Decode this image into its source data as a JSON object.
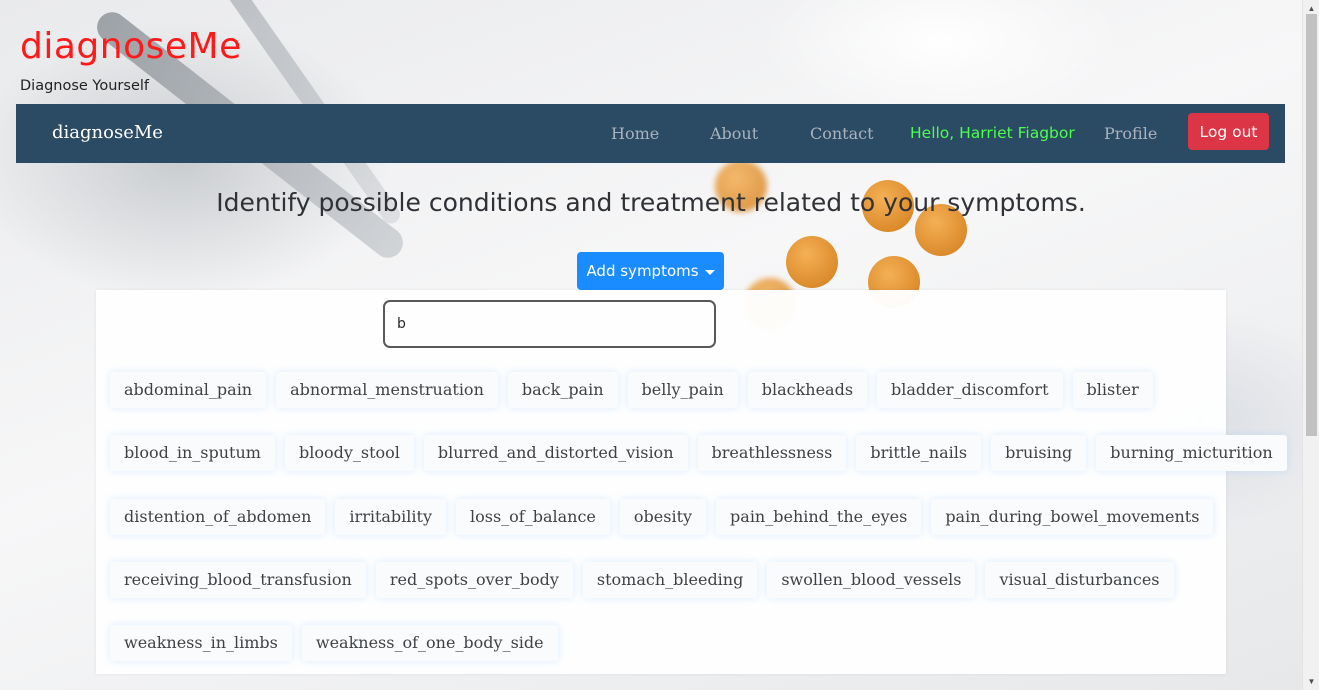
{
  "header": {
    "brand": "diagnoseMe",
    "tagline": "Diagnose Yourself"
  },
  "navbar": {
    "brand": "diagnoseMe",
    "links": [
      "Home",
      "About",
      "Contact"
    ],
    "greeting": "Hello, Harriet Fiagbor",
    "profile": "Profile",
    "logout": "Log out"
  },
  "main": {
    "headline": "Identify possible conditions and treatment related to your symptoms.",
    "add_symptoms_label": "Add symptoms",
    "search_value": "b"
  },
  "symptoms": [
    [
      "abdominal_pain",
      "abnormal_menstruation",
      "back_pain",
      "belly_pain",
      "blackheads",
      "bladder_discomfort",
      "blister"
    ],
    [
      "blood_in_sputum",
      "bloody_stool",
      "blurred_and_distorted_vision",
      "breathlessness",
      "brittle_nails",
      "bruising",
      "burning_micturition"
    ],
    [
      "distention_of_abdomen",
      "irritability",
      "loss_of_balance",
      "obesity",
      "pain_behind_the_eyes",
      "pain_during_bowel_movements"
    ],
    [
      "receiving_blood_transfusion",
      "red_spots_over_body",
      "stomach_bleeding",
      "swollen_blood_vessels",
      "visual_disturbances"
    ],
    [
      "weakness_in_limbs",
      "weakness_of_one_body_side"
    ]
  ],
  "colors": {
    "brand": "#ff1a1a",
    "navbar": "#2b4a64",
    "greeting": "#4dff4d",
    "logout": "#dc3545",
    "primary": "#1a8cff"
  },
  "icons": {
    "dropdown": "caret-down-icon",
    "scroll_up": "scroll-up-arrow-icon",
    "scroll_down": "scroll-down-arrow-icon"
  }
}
⁂
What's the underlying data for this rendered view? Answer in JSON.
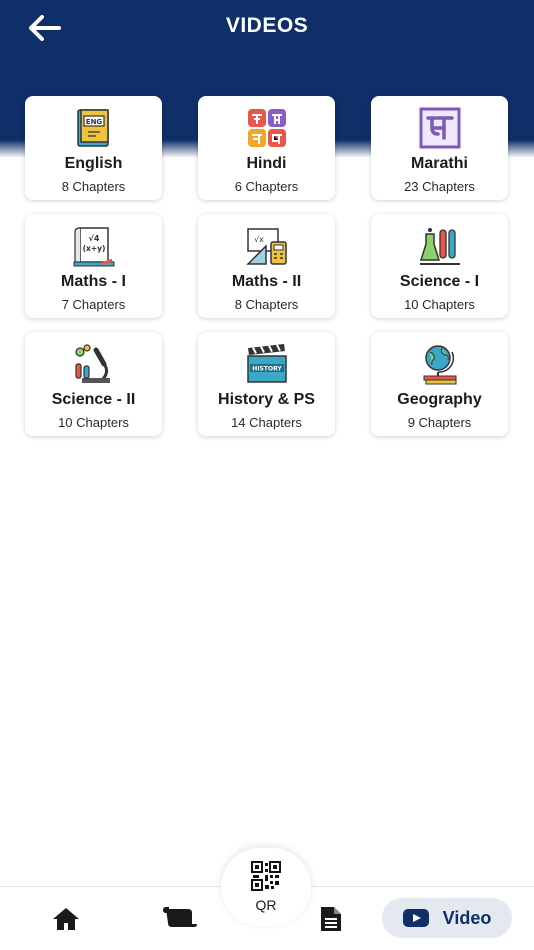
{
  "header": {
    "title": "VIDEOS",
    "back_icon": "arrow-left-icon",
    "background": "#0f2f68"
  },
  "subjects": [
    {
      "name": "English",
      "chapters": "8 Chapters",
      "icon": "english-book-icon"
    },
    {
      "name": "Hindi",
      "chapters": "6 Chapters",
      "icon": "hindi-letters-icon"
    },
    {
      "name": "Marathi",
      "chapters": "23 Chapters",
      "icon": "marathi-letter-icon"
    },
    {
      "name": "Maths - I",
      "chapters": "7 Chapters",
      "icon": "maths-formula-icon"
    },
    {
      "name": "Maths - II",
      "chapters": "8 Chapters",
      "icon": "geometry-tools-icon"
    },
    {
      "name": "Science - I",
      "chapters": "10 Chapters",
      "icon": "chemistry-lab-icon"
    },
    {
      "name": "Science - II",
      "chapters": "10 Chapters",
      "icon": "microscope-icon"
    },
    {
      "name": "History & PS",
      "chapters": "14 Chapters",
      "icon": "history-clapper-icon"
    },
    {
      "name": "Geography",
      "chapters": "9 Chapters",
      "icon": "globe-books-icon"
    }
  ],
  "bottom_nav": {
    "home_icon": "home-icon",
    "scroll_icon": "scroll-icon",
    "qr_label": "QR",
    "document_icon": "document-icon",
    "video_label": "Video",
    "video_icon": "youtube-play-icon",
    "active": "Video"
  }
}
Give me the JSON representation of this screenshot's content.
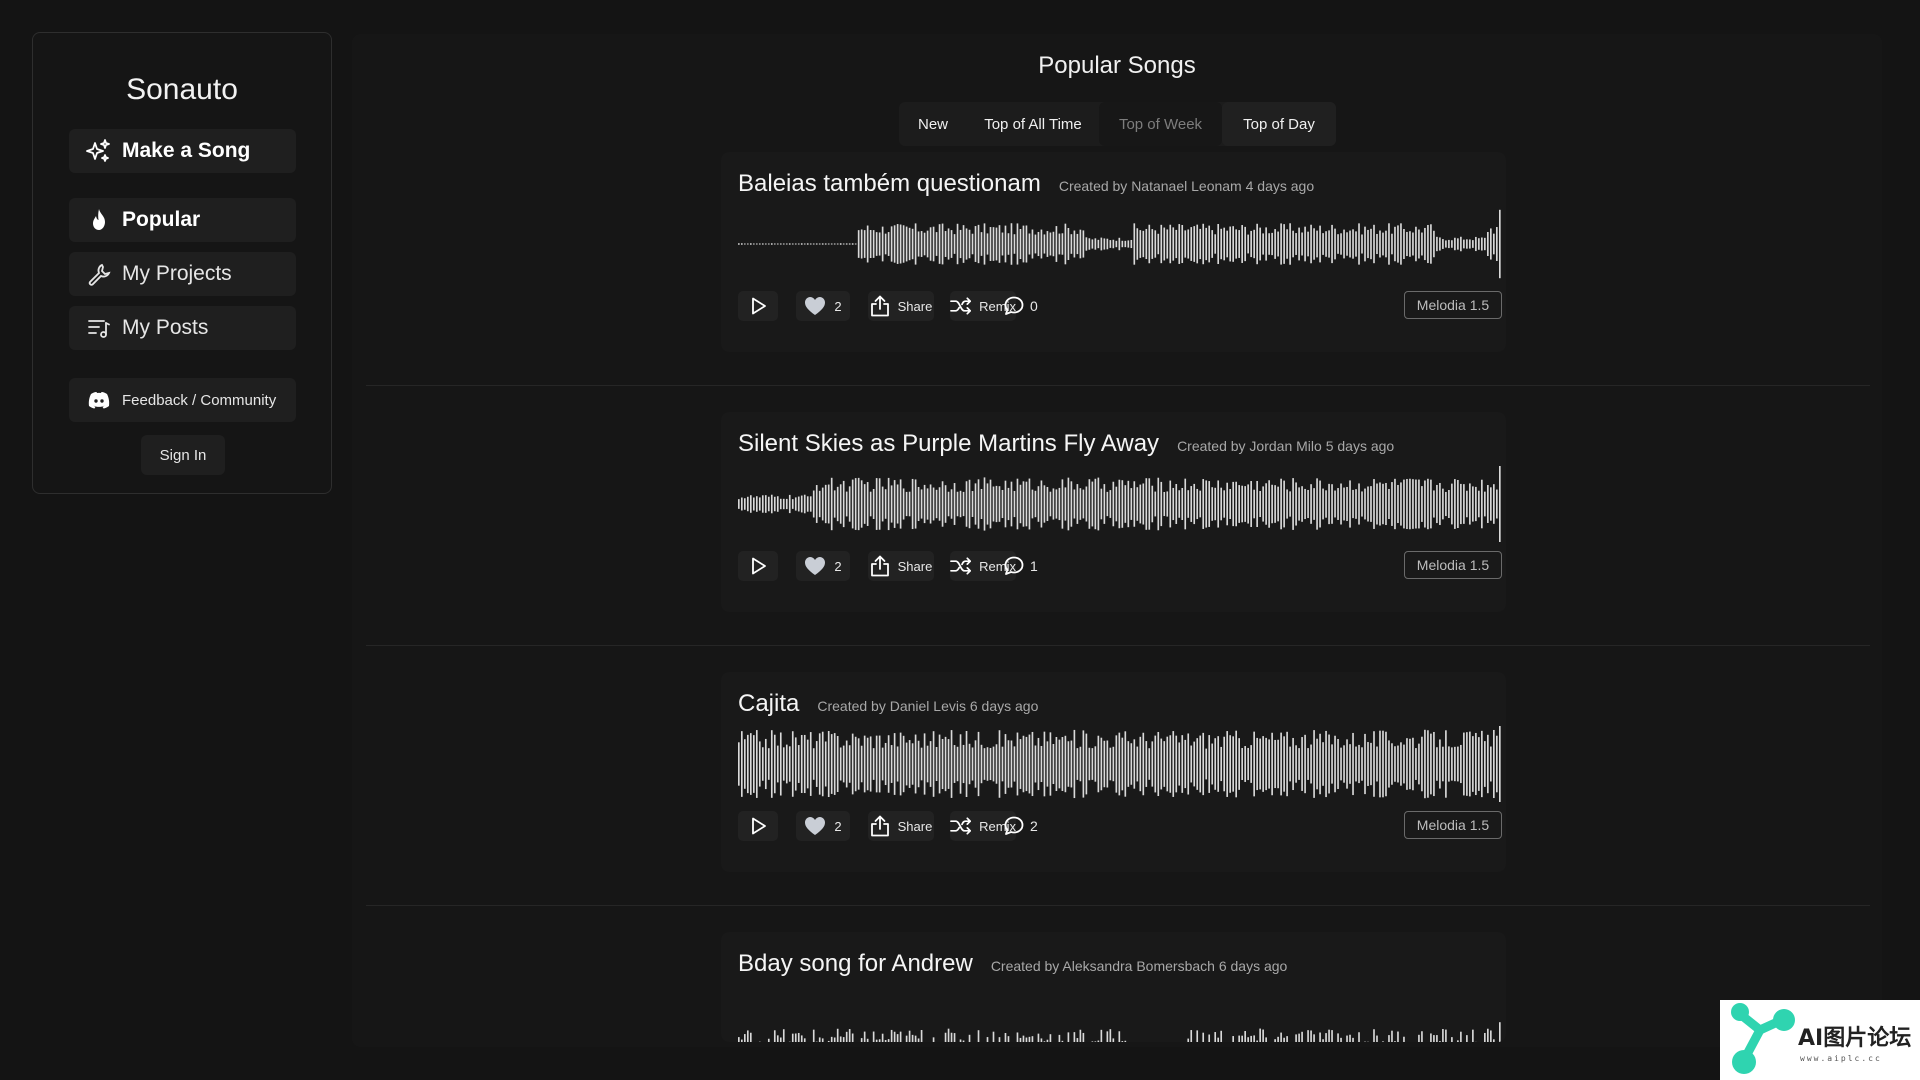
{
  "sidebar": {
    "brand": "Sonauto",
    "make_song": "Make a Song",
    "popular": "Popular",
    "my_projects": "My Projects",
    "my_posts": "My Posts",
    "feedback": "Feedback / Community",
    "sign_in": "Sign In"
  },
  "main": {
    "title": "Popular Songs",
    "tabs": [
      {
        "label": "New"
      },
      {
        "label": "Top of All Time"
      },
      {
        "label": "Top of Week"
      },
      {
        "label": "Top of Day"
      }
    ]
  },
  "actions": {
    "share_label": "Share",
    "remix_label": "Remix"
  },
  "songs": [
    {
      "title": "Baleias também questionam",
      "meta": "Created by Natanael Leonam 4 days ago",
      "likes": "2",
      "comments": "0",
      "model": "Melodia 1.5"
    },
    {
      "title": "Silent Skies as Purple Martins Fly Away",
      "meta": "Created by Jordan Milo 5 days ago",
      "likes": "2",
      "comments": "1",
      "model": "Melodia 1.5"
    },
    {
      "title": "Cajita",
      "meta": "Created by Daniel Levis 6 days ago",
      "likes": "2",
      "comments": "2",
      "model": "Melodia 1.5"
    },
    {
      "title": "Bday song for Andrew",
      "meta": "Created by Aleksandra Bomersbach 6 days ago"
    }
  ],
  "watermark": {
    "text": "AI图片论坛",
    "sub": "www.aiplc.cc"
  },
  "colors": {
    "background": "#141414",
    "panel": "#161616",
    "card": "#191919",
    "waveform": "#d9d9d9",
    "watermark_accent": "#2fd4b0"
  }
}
⁂
From the entries above, list each line with "meta" in it.

EXPECTED OUTPUT
      "meta": "Created by Natanael Leonam 4 days ago",
      "meta": "Created by Jordan Milo 5 days ago",
      "meta": "Created by Daniel Levis 6 days ago",
      "meta": "Created by Aleksandra Bomersbach 6 days ago"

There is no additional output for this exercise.